Given records —
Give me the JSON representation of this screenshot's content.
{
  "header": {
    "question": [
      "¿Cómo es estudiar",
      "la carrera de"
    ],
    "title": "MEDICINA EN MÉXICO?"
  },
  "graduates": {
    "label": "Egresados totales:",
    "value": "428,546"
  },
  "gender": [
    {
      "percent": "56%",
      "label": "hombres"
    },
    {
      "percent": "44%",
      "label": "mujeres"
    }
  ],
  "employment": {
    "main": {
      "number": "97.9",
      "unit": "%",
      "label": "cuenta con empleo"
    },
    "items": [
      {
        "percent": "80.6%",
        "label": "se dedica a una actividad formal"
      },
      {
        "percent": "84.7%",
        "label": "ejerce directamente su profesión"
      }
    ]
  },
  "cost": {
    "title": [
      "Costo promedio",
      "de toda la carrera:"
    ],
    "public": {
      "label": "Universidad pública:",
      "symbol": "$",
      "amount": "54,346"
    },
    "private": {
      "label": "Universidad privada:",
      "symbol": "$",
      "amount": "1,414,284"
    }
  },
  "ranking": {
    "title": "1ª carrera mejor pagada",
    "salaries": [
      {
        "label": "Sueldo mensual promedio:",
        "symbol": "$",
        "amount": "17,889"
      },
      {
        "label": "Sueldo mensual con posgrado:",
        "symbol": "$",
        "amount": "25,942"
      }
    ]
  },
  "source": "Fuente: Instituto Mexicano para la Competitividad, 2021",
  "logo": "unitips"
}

What is needed —
Find every line above that contains the word "title", and return each one.

Completed task —
    "title": "MEDICINA EN MÉXICO?"
    "title": [
    "title": "1ª carrera mejor pagada",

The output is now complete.